▶ **Goal**: Go through the data below and gather each line containing "title".
───── Input material ─────
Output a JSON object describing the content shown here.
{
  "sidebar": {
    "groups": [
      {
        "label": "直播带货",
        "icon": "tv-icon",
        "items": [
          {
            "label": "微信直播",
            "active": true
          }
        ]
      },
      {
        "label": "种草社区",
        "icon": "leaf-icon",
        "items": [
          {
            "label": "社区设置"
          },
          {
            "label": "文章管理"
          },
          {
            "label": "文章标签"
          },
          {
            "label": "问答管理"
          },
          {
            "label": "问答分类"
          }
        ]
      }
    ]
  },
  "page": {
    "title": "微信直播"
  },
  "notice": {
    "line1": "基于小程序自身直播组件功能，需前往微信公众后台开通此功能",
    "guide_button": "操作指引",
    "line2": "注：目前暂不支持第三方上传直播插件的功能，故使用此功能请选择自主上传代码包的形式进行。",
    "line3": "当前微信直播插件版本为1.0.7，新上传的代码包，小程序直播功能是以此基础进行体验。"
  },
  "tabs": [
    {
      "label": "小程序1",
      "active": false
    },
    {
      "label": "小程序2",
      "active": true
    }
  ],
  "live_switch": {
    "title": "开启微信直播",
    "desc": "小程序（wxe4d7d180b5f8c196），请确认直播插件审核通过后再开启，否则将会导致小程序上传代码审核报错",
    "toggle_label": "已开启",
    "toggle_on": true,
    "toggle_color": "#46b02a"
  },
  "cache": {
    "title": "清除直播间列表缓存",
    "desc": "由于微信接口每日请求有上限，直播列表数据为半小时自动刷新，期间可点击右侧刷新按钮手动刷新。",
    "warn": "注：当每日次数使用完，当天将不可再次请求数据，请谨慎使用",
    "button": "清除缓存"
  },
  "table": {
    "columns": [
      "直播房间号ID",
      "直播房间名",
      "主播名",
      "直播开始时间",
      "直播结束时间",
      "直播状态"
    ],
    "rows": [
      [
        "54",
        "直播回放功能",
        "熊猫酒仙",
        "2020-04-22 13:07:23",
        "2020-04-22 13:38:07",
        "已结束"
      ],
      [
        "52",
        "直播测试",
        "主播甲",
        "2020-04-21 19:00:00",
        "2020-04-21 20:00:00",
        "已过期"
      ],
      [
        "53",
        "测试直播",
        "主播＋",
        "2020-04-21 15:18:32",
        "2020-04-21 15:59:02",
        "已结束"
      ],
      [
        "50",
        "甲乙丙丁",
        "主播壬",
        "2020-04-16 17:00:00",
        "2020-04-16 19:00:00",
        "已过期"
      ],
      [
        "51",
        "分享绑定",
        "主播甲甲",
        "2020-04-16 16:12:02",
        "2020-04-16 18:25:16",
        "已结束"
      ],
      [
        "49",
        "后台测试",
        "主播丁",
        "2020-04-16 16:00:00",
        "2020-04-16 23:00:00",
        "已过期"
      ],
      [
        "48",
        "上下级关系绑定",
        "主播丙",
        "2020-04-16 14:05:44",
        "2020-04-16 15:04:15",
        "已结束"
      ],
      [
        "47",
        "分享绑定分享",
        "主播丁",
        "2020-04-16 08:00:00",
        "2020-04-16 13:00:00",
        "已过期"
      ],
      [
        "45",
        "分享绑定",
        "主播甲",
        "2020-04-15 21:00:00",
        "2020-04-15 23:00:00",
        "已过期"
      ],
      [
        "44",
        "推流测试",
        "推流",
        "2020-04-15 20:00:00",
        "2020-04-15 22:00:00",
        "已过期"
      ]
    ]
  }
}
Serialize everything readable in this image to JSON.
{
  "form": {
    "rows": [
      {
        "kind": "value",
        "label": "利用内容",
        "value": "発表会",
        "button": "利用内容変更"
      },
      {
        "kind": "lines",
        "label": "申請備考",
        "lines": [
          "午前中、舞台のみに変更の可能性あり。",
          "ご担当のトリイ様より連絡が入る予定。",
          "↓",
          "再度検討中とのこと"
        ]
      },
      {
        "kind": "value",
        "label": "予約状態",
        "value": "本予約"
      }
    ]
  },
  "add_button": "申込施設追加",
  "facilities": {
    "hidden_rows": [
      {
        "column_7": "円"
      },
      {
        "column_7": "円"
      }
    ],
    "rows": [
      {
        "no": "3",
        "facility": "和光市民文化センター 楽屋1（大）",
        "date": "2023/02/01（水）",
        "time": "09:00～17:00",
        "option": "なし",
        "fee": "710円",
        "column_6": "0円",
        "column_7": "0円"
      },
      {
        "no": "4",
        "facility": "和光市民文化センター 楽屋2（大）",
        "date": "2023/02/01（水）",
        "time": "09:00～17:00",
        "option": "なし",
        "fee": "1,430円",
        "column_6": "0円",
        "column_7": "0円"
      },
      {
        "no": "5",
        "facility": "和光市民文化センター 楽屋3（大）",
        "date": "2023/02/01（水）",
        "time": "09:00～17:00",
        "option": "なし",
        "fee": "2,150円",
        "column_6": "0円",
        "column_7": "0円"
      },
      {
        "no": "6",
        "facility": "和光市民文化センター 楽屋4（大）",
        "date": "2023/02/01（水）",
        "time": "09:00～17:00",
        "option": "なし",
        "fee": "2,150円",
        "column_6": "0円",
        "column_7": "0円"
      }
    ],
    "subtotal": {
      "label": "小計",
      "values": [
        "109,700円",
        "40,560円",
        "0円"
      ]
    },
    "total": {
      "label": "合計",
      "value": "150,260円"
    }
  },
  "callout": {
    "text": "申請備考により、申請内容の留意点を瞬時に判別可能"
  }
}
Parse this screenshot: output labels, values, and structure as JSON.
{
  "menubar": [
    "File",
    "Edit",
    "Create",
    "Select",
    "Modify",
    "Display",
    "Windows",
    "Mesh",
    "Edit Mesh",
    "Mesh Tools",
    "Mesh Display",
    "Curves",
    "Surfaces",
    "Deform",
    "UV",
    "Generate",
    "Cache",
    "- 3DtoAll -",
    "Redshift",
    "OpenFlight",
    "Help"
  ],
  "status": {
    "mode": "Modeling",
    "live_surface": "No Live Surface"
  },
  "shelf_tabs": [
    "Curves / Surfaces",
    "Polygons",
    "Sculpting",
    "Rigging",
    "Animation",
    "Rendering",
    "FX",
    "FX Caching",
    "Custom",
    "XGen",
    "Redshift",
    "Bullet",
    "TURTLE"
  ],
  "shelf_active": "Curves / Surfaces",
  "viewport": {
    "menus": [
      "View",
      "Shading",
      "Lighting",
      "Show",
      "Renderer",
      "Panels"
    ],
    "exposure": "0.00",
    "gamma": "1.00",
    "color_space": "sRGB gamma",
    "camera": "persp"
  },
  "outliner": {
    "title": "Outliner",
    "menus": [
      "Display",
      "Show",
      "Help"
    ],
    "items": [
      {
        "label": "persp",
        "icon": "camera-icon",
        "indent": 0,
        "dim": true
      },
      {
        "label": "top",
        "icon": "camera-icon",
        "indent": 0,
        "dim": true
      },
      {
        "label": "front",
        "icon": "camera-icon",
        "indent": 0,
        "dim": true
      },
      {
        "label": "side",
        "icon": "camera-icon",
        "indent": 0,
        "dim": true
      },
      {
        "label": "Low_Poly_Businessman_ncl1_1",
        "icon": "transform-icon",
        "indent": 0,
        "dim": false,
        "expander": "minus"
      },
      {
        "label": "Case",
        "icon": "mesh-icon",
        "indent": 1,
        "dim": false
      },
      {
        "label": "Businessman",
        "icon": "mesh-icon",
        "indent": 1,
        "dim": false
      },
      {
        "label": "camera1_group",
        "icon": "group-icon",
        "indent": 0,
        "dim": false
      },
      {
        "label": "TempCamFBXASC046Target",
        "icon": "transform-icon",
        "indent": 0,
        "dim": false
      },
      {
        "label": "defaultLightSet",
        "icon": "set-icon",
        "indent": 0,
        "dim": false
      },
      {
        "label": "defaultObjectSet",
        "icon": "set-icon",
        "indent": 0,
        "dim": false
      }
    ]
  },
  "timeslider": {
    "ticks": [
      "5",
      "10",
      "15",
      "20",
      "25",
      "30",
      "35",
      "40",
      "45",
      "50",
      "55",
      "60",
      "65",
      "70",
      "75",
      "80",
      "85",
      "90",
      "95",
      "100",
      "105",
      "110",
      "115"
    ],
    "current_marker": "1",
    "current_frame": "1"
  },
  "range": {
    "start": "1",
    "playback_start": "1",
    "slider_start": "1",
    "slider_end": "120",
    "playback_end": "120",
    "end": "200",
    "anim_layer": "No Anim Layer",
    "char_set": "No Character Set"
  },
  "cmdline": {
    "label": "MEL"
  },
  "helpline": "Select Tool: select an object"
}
─────
▶ **Solution**:
    "title": "微信直播"
    "title": "开启微信直播",
    "title": "清除直播间列表缓存",
    "title": "Outliner",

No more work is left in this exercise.